*Given request*
The data below must be copied in full and without any change.

A block of data:

▽

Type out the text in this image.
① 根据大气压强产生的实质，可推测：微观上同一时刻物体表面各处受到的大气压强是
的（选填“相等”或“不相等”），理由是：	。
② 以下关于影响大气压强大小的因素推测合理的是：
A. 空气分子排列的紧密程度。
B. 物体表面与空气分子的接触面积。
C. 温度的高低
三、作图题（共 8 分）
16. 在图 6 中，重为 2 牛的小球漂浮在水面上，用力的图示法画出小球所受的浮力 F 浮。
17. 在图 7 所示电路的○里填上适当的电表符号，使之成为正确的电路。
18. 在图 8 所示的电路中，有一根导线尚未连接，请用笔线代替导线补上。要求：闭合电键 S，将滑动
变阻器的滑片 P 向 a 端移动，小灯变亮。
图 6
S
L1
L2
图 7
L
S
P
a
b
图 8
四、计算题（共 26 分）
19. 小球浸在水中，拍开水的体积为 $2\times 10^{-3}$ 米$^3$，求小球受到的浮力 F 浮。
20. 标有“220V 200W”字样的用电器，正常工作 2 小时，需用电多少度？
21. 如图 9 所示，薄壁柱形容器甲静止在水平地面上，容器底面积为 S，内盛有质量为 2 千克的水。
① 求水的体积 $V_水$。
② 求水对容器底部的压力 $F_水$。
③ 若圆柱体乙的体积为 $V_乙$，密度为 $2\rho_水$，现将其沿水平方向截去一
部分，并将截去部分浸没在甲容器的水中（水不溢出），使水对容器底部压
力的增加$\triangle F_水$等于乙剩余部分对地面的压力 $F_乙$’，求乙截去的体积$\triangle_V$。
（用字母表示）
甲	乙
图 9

△

*Final result*
Type out the text in this image.
① 根据大气压强产生的实质，可推测：微观上同一时刻物体表面各处受到的大气压强是
的（选填“相等”或“不相等”），理由是：	。
② 以下关于影响大气压强大小的因素推测合理的是：
A. 空气分子排列的紧密程度。
B. 物体表面与空气分子的接触面积。
C. 温度的高低
三、作图题（共 8 分）
16. 在图 6 中，重为 2 牛的小球漂浮在水面上，用力的图示法画出小球所受的浮力 F 浮。
17. 在图 7 所示电路的○里填上适当的电表符号，使之成为正确的电路。
18. 在图 8 所示的电路中，有一根导线尚未连接，请用笔线代替导线补上。要求：闭合电键 S，将滑动
变阻器的滑片 P 向 a 端移动，小灯变亮。
图 6
S
L1
L2
图 7
L
S
P
a
b
图 8
四、计算题（共 26 分）
19. 小球浸在水中，拍开水的体积为 $2\times 10^{-3}$ 米$^3$，求小球受到的浮力 F 浮。
20. 标有“220V 200W”字样的用电器，正常工作 2 小时，需用电多少度？
21. 如图 9 所示，薄壁柱形容器甲静止在水平地面上，容器底面积为 S，内盛有质量为 2 千克的水。
① 求水的体积 $V_水$。
② 求水对容器底部的压力 $F_水$。
③ 若圆柱体乙的体积为 $V_乙$，密度为 $2\rho_水$，现将其沿水平方向截去一
部分，并将截去部分浸没在甲容器的水中（水不溢出），使水对容器底部压
力的增加$\triangle F_水$等于乙剩余部分对地面的压力 $F_乙$’，求乙截去的体积$\triangle_V$。
（用字母表示）
甲	乙
图 9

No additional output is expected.